(Excerpts from a figure dataset)
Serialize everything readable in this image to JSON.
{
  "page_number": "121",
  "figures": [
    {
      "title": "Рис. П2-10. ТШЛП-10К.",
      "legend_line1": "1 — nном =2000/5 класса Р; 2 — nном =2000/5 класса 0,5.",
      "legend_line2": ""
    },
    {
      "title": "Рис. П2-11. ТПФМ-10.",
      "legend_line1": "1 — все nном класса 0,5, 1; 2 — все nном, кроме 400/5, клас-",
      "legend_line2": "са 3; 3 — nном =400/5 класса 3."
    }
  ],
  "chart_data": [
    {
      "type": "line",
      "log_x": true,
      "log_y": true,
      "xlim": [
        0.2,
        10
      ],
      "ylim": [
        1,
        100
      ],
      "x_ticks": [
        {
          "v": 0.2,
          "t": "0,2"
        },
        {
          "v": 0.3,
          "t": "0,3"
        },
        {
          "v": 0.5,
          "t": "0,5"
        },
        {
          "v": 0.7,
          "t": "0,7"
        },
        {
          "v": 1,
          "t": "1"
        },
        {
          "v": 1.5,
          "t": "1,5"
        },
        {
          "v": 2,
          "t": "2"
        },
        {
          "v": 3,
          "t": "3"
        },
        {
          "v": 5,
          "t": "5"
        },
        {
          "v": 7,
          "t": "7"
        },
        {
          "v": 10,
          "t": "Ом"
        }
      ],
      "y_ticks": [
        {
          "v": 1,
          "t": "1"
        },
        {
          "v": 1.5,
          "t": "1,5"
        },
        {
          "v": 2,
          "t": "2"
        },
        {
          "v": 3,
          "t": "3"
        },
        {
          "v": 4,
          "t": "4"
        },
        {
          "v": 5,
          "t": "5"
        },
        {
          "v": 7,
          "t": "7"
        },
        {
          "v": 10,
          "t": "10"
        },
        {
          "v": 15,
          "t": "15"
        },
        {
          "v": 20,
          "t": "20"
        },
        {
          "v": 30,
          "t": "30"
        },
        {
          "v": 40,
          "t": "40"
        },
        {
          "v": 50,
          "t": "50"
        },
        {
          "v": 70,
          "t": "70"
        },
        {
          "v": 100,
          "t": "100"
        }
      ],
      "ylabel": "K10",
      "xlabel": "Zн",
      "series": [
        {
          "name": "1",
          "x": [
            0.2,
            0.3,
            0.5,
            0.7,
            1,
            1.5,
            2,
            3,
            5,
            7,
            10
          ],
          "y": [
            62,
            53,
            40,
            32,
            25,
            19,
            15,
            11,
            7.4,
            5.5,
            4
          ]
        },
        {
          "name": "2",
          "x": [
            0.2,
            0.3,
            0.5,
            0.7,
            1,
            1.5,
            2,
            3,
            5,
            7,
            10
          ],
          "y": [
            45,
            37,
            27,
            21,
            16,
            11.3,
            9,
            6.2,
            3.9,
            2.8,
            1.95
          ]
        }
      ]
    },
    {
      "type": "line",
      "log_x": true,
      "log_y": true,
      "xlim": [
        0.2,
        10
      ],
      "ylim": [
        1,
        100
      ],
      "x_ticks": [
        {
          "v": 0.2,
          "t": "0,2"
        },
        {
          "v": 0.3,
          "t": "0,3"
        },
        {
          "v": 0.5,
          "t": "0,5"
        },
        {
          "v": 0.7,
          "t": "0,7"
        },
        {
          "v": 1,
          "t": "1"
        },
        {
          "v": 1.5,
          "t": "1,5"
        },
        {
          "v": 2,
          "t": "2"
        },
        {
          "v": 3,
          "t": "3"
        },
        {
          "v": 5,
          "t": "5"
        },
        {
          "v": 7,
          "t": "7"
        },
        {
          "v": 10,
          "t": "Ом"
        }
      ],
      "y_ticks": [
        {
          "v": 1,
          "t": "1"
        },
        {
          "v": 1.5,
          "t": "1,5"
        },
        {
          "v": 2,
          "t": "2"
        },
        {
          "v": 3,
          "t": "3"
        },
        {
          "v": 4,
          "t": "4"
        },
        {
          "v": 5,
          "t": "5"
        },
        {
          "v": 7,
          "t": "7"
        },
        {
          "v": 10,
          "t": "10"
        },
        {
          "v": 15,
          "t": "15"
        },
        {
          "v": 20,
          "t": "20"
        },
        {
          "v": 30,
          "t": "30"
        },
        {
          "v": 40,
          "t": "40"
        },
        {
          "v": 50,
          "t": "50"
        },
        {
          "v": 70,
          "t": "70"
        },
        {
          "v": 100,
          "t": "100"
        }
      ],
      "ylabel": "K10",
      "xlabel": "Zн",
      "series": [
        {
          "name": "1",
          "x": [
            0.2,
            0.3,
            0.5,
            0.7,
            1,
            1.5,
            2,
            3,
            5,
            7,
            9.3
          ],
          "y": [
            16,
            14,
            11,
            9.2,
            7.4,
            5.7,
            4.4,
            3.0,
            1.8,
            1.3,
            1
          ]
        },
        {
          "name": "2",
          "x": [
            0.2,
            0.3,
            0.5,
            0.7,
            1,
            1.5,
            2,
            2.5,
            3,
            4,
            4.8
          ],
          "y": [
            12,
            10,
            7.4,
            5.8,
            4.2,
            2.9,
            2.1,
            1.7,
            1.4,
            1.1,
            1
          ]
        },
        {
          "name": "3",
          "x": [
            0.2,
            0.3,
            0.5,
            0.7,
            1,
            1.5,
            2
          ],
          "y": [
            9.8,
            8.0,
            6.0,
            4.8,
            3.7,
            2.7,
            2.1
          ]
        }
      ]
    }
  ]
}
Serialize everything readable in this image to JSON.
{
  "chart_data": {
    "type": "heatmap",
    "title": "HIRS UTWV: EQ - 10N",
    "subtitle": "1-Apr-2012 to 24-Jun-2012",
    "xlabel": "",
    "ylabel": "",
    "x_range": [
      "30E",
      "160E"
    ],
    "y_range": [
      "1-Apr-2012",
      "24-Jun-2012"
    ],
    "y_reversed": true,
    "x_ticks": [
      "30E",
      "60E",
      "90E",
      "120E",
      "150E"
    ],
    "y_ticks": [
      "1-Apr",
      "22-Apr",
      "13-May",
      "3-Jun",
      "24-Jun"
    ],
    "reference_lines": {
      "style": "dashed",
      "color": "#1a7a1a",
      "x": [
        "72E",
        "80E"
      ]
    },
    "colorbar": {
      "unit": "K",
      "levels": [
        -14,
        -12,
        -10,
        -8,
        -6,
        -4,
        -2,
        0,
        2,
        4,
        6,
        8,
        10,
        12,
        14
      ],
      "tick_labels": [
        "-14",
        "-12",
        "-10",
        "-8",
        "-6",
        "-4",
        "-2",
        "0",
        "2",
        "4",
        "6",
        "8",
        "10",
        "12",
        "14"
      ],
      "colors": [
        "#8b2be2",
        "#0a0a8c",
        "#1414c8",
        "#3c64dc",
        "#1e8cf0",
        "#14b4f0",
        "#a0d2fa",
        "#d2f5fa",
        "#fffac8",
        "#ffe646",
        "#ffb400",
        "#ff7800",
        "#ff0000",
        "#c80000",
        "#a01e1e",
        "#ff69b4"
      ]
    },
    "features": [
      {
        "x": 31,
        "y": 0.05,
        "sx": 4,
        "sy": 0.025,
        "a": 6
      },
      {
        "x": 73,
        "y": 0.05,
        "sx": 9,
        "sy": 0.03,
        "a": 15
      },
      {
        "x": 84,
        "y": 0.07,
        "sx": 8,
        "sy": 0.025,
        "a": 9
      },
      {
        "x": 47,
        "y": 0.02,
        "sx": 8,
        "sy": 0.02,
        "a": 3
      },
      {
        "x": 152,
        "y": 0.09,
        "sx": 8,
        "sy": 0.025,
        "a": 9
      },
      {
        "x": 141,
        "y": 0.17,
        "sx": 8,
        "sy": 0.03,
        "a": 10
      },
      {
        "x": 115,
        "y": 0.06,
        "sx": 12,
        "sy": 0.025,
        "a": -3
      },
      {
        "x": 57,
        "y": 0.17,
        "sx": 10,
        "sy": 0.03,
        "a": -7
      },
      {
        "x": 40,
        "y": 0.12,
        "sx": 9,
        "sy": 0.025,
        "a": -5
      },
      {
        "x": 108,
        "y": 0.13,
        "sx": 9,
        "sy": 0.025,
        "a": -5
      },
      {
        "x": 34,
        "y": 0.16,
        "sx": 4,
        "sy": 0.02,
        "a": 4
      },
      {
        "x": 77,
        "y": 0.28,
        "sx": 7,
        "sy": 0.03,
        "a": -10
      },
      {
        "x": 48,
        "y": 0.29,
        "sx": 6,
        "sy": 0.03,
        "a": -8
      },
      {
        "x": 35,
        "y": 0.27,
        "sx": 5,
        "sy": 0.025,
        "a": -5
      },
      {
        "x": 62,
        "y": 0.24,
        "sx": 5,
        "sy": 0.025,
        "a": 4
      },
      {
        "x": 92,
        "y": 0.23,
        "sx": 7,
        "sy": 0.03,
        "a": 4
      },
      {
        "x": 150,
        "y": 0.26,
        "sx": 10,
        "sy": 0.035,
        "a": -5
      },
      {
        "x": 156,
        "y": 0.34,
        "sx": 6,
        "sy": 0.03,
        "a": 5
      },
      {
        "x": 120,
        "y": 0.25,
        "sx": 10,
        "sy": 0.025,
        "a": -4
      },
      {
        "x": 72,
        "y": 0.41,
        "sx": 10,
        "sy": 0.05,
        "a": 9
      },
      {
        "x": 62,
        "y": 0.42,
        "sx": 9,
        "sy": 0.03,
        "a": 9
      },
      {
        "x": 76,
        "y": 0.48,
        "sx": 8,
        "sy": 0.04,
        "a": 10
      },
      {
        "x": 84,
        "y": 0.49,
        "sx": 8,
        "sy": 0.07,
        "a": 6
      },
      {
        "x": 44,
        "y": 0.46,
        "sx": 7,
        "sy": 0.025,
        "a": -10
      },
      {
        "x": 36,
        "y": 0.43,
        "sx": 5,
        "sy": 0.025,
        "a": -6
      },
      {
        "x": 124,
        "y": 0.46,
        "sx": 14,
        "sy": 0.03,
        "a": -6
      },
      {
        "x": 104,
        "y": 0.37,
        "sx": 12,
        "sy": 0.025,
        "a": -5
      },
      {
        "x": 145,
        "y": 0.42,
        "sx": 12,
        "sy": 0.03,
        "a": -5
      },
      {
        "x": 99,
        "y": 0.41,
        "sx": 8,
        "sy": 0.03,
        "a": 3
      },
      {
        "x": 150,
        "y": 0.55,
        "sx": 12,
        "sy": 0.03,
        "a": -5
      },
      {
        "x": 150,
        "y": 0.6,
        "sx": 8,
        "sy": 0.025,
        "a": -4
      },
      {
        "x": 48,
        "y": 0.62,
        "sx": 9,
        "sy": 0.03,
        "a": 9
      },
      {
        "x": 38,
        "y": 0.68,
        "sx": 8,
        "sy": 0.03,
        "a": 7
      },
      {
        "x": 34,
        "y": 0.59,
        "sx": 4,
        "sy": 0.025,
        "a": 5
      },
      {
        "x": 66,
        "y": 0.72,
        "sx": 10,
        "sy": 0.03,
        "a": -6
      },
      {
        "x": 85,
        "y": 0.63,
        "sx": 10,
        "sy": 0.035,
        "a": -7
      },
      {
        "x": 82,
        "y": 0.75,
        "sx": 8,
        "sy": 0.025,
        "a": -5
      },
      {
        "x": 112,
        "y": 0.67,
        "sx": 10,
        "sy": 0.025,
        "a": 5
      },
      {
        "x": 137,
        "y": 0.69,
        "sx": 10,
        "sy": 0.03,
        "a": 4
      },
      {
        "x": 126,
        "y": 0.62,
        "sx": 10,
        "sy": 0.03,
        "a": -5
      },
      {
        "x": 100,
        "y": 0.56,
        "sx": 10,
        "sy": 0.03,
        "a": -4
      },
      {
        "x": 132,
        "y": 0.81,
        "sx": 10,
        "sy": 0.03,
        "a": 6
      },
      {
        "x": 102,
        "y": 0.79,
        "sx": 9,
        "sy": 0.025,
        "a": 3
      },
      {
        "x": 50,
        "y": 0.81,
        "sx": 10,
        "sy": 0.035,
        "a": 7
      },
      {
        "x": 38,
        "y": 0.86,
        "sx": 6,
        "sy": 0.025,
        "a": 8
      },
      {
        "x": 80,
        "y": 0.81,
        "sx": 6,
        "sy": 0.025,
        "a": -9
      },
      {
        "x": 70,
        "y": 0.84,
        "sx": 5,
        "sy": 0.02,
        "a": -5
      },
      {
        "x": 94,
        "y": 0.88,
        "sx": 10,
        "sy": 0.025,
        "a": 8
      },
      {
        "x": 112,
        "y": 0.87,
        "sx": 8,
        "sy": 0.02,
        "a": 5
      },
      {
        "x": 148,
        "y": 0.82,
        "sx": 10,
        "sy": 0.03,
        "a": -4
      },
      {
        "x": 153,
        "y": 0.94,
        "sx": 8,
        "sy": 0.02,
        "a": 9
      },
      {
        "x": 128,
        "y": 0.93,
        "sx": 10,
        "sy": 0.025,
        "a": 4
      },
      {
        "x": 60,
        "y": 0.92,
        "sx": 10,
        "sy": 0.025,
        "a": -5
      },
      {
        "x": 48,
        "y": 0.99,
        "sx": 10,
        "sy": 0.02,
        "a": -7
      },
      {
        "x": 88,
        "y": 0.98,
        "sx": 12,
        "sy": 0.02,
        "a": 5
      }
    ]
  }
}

PROBLEM TO WORK ON: Determine the number of lines containing "nном". Write only that number.

THE COMPLETED TASK: 3